***** Dataset *****

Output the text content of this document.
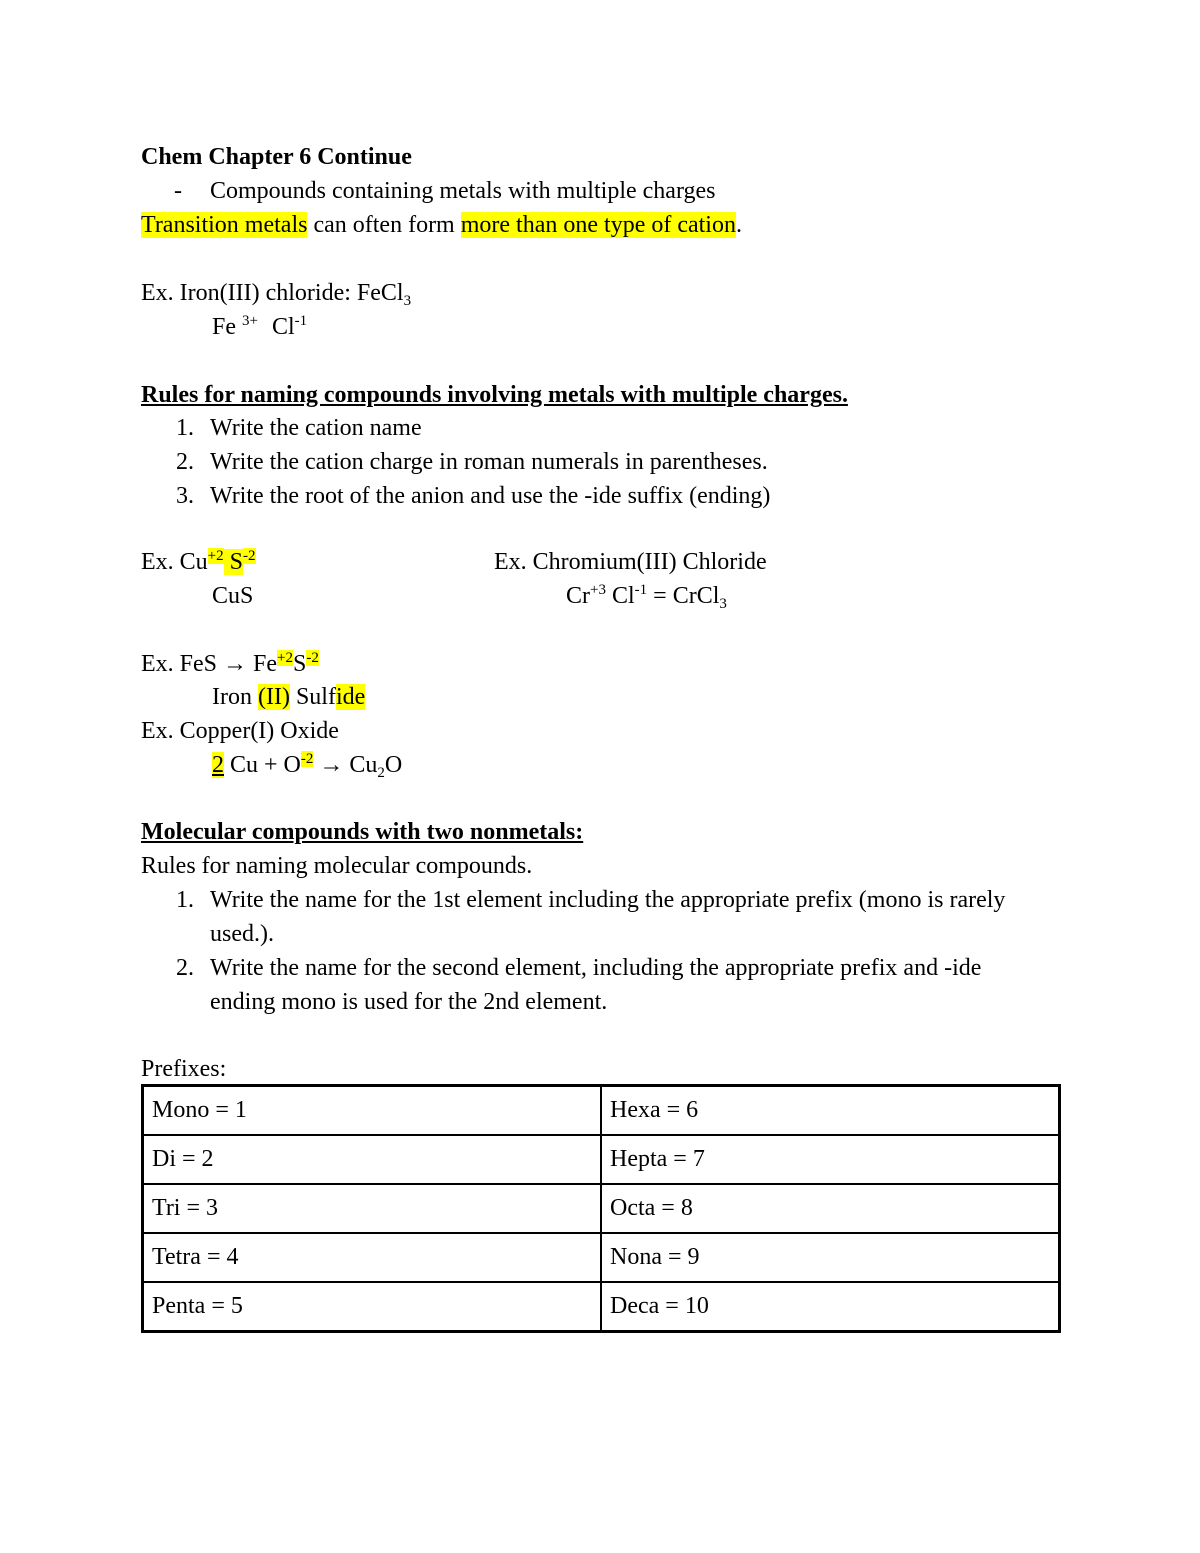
Chem Chapter 6 Continue
- Compounds containing metals with multiple charges
Transition metals can often form more than one type of cation.
Ex. Iron(III) chloride: FeCl$_3$
Fe $^{3+}$ $Cl^{-1}$
Rules for naming compounds involving metals with multiple charges.
1. Write the cation name
2. Write the cation charge in roman numerals in parentheses.
3. Write the root of the anion and use the -ide suffix (ending)
Ex. $Cu^{+2}$ $S^{-2}$
CuS
Ex. Chromium(III) Chloride
$Cr^{+3}$ $Cl^{-1}$ = CrCl$_3$
Ex. FeS → $Fe^{+2}S^{-2}$
Iron (II) Sulfide
Ex. Copper(I) Oxide
2 $Cu + O^{-2} \to Cu_2O$
Molecular compounds with two nonmetals:
Rules for naming molecular compounds.
1. Write the name for the 1st element including the appropriate prefix (mono is rarely
used.).
2. Write the name for the second element, including the appropriate prefix and -ide
ending mono is used for the 2nd element.
Prefixes:
Mono = 1	Hexa = 6
Di = 2	Hepta = 7
Tri = 3	Octa = 8
Tetra = 4	Nona = 9
Penta = 5	Deca = 10
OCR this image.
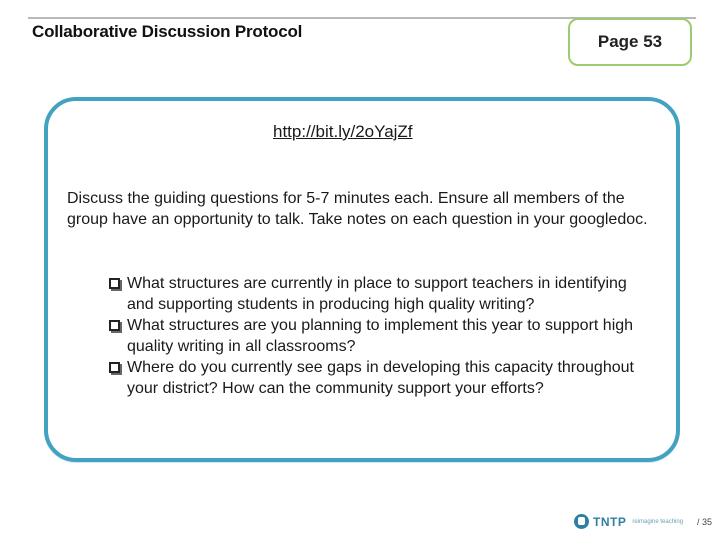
Collaborative Discussion Protocol
Page 53
http://bit.ly/2oYajZf

Discuss the guiding questions for 5-7 minutes each. Ensure all members of the group have an opportunity to talk. Take notes on each question in your googledoc.

What structures are currently in place to support teachers in identifying and supporting students in producing high quality writing?
What structures are you planning to implement this year to support high quality writing in all classrooms?
Where do you currently see gaps in developing this capacity throughout your district? How can the community support your efforts?
TNTP reimagine teaching / 35
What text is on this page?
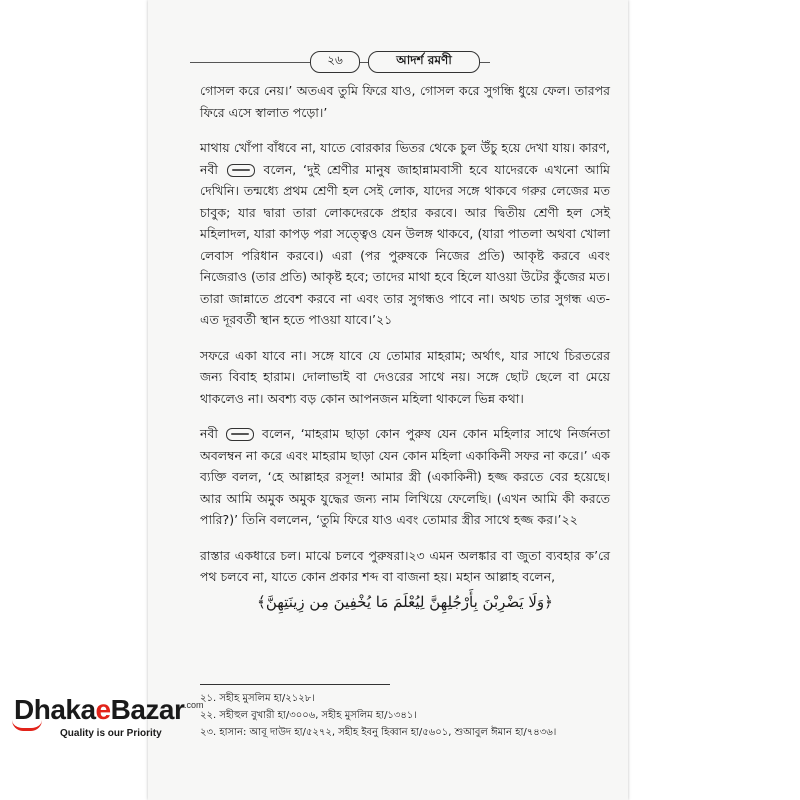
২৬	আদর্শ রমণী

গোসল করে নেয়।’ অতএব তুমি ফিরে যাও, গোসল করে সুগন্ধি ধুয়ে ফেল। তারপর ফিরে এসে স্বালাত পড়ো।’

মাথায় খোঁপা বাঁধবে না, যাতে বোরকার ভিতর থেকে চুল উঁচু হয়ে দেখা যায়। কারণ, নবী	বলেন, ‘দুই শ্রেণীর মানুষ জাহান্নামবাসী হবে যাদেরকে এখনো আমি দেখিনি। তন্মধ্যে প্রথম শ্রেণী হল সেই লোক, যাদের সঙ্গে থাকবে গরুর লেজের মত চাবুক; যার দ্বারা তারা লোকদেরকে প্রহার করবে। আর দ্বিতীয় শ্রেণী হল সেই মহিলাদল, যারা কাপড় পরা সত্ত্বেও যেন উলঙ্গ থাকবে, (যারা পাতলা অথবা খোলা লেবাস পরিধান করবে।) এরা (পর পুরুষকে নিজের প্রতি) আকৃষ্ট করবে এবং নিজেরাও (তার প্রতি) আকৃষ্ট হবে; তাদের মাথা হবে হিলে যাওয়া উটের কুঁজের মত। তারা জান্নাতে প্রবেশ করবে না এবং তার সুগন্ধও পাবে না। অথচ তার সুগন্ধ এত-এত দূরবর্তী স্থান হতে পাওয়া যাবে।’২১

সফরে একা যাবে না। সঙ্গে যাবে যে তোমার মাহরাম; অর্থাৎ, যার সাথে চিরতরের জন্য বিবাহ হারাম। দোলাভাই বা দেওরের সাথে নয়। সঙ্গে ছোট ছেলে বা মেয়ে থাকলেও না। অবশ্য বড় কোন আপনজন মহিলা থাকলে ভিন্ন কথা।

নবী	বলেন, ‘মাহরাম ছাড়া কোন পুরুষ যেন কোন মহিলার সাথে নির্জনতা অবলম্বন না করে এবং মাহরাম ছাড়া যেন কোন মহিলা একাকিনী সফর না করে।’ এক ব্যক্তি বলল, ‘হে আল্লাহর রসূল! আমার স্ত্রী (একাকিনী) হজ্জ করতে বের হয়েছে। আর আমি অমুক অমুক যুদ্ধের জন্য নাম লিখিয়ে ফেলেছি। (এখন আমি কী করতে পারি?)’ তিনি বললেন, ‘তুমি ফিরে যাও এবং তোমার স্ত্রীর সাথে হজ্জ কর।’২২

রাস্তার একধারে চল। মাঝে চলবে পুরুষরা।২৩ এমন অলঙ্কার বা জুতা ব্যবহার ক’রে পথ চলবে না, যাতে কোন প্রকার শব্দ বা বাজনা হয়। মহান আল্লাহ বলেন,

﴿وَلَا يَضْرِبْنَ بِأَرْجُلِهِنَّ لِيُعْلَمَ مَا يُخْفِينَ مِن زِينَتِهِنَّ﴾

২১. সহীহ মুসলিম হা/২১২৮।
২২. সহীহুল বুখারী হা/৩০০৬, সহীহ মুসলিম হা/১৩৪১।
২৩. হাসান: আবূ দাউদ হা/৫২৭২, সহীহ ইবনু হিব্বান হা/৫৬০১, শুআবুল ঈমান হা/৭৪৩৬।
DhakaeBazar .com
Quality is our Priority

*****

Required work
Output a faithful copy of the data, with each picture left out.

The solution
Output the text content of this document.
Chem Chapter 6 Continue
- Compounds containing metals with multiple charges
Transition metals can often form more than one type of cation.
Ex. Iron(III) chloride: FeCl$_3$
Fe $^{3+}$ $Cl^{-1}$
Rules for naming compounds involving metals with multiple charges.
1. Write the cation name
2. Write the cation charge in roman numerals in parentheses.
3. Write the root of the anion and use the -ide suffix (ending)
Ex. $Cu^{+2}$ $S^{-2}$
CuS
Ex. Chromium(III) Chloride
$Cr^{+3}$ $Cl^{-1}$ = CrCl$_3$
Ex. FeS → $Fe^{+2}S^{-2}$
Iron (II) Sulfide
Ex. Copper(I) Oxide
2 $Cu + O^{-2} \to Cu_2O$
Molecular compounds with two nonmetals:
Rules for naming molecular compounds.
1. Write the name for the 1st element including the appropriate prefix (mono is rarely
used.).
2. Write the name for the second element, including the appropriate prefix and -ide
ending mono is used for the 2nd element.
Prefixes:
Mono = 1	Hexa = 6
Di = 2	Hepta = 7
Tri = 3	Octa = 8
Tetra = 4	Nona = 9
Penta = 5	Deca = 10
OCR this image.
Collaborative Discussion Protocol
Page 53
http://bit.ly/2oYajZf

Discuss the guiding questions for 5-7 minutes each. Ensure all members of the group have an opportunity to talk. Take notes on each question in your googledoc.

What structures are currently in place to support teachers in identifying and supporting students in producing high quality writing?
What structures are you planning to implement this year to support high quality writing in all classrooms?
Where do you currently see gaps in developing this capacity throughout your district? How can the community support your efforts?
TNTP reimagine teaching / 35
What text is on this page?
২৬	আদর্শ রমণী

গোসল করে নেয়।’ অতএব তুমি ফিরে যাও, গোসল করে সুগন্ধি ধুয়ে ফেল। তারপর ফিরে এসে স্বালাত পড়ো।’

মাথায় খোঁপা বাঁধবে না, যাতে বোরকার ভিতর থেকে চুল উঁচু হয়ে দেখা যায়। কারণ, নবী	বলেন, ‘দুই শ্রেণীর মানুষ জাহান্নামবাসী হবে যাদেরকে এখনো আমি দেখিনি। তন্মধ্যে প্রথম শ্রেণী হল সেই লোক, যাদের সঙ্গে থাকবে গরুর লেজের মত চাবুক; যার দ্বারা তারা লোকদেরকে প্রহার করবে। আর দ্বিতীয় শ্রেণী হল সেই মহিলাদল, যারা কাপড় পরা সত্ত্বেও যেন উলঙ্গ থাকবে, (যারা পাতলা অথবা খোলা লেবাস পরিধান করবে।) এরা (পর পুরুষকে নিজের প্রতি) আকৃষ্ট করবে এবং নিজেরাও (তার প্রতি) আকৃষ্ট হবে; তাদের মাথা হবে হিলে যাওয়া উটের কুঁজের মত। তারা জান্নাতে প্রবেশ করবে না এবং তার সুগন্ধও পাবে না। অথচ তার সুগন্ধ এত-এত দূরবর্তী স্থান হতে পাওয়া যাবে।’২১

সফরে একা যাবে না। সঙ্গে যাবে যে তোমার মাহরাম; অর্থাৎ, যার সাথে চিরতরের জন্য বিবাহ হারাম। দোলাভাই বা দেওরের সাথে নয়। সঙ্গে ছোট ছেলে বা মেয়ে থাকলেও না। অবশ্য বড় কোন আপনজন মহিলা থাকলে ভিন্ন কথা।

নবী	বলেন, ‘মাহরাম ছাড়া কোন পুরুষ যেন কোন মহিলার সাথে নির্জনতা অবলম্বন না করে এবং মাহরাম ছাড়া যেন কোন মহিলা একাকিনী সফর না করে।’ এক ব্যক্তি বলল, ‘হে আল্লাহর রসূল! আমার স্ত্রী (একাকিনী) হজ্জ করতে বের হয়েছে। আর আমি অমুক অমুক যুদ্ধের জন্য নাম লিখিয়ে ফেলেছি। (এখন আমি কী করতে পারি?)’ তিনি বললেন, ‘তুমি ফিরে যাও এবং তোমার স্ত্রীর সাথে হজ্জ কর।’২২

রাস্তার একধারে চল। মাঝে চলবে পুরুষরা।২৩ এমন অলঙ্কার বা জুতা ব্যবহার ক’রে পথ চলবে না, যাতে কোন প্রকার শব্দ বা বাজনা হয়। মহান আল্লাহ বলেন,

﴿وَلَا يَضْرِبْنَ بِأَرْجُلِهِنَّ لِيُعْلَمَ مَا يُخْفِينَ مِن زِينَتِهِنَّ﴾

২১. সহীহ মুসলিম হা/২১২৮।
২২. সহীহুল বুখারী হা/৩০০৬, সহীহ মুসলিম হা/১৩৪১।
২৩. হাসান: আবূ দাউদ হা/৫২৭২, সহীহ ইবনু হিব্বান হা/৫৬০১, শুআবুল ঈমান হা/৭৪৩৬।
DhakaeBazar .com
Quality is our Priority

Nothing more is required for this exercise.